▶ [Task to carry out]: Report each line of the records where "from" occurs.

▶ [Available data]:
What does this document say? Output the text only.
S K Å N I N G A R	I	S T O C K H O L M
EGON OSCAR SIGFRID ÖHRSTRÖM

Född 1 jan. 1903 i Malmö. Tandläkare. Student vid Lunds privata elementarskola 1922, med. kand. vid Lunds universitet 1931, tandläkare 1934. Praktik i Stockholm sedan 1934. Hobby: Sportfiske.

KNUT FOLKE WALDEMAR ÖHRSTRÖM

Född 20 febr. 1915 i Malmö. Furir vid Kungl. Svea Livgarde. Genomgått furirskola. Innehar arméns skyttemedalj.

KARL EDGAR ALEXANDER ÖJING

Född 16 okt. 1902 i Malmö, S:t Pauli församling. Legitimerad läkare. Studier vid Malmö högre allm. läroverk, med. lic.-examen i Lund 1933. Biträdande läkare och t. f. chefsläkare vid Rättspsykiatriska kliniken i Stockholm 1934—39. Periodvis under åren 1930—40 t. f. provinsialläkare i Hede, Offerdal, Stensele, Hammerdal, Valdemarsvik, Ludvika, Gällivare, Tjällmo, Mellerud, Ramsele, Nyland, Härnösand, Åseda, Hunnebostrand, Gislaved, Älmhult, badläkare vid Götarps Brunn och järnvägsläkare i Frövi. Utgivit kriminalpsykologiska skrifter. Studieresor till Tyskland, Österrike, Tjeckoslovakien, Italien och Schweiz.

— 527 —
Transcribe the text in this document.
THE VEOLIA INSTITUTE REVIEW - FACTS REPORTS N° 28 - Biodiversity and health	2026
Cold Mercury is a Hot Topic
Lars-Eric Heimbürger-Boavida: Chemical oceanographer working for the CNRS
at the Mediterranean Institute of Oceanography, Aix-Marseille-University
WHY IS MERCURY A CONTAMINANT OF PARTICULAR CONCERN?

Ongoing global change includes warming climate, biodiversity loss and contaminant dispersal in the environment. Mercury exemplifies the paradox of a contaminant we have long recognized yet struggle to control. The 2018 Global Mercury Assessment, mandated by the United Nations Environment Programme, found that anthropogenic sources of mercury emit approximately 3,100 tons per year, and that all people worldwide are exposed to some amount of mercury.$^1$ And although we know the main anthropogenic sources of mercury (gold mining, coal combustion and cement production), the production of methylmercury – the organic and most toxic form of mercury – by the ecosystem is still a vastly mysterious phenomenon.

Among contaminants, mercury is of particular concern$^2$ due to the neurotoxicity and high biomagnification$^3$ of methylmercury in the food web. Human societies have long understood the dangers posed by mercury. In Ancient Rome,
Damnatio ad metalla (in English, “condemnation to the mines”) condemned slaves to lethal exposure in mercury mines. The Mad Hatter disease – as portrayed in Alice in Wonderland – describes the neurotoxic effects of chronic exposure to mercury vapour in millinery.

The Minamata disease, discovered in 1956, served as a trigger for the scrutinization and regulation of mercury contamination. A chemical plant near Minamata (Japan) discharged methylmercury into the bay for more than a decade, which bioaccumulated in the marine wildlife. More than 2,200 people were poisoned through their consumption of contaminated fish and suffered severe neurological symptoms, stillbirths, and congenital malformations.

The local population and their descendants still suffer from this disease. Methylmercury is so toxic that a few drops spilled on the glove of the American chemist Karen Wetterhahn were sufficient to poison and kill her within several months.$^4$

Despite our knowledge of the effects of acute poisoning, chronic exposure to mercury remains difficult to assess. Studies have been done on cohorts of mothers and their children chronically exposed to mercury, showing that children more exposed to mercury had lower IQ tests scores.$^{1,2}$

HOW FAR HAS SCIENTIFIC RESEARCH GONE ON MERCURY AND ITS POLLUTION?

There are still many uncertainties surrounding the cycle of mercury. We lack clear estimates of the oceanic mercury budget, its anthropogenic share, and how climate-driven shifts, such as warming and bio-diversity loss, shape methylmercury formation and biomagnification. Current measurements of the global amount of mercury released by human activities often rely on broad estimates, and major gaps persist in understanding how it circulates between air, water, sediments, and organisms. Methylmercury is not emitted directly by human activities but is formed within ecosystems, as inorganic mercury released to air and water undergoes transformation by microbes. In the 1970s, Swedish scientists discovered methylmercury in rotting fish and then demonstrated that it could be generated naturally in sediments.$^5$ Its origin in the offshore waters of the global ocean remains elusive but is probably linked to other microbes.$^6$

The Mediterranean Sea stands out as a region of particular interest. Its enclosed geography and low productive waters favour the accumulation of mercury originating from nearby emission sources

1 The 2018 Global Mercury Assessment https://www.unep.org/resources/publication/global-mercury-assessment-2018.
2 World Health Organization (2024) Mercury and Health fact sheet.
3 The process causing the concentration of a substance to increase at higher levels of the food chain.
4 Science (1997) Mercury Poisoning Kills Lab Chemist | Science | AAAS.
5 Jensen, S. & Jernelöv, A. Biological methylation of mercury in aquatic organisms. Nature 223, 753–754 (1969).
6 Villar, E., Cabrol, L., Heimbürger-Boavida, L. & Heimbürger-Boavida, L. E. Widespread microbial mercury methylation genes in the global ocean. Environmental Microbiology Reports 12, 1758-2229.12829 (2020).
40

▶ [Worked solution]:
The local population and their descendants still suffer from this disease. Methylmercury is so toxic that a few drops spilled on the glove of the American chemist Karen Wetterhahn were sufficient to poison and kill her within several months.$^4$
The Mediterranean Sea stands out as a region of particular interest. Its enclosed geography and low productive waters favour the accumulation of mercury originating from nearby emission sources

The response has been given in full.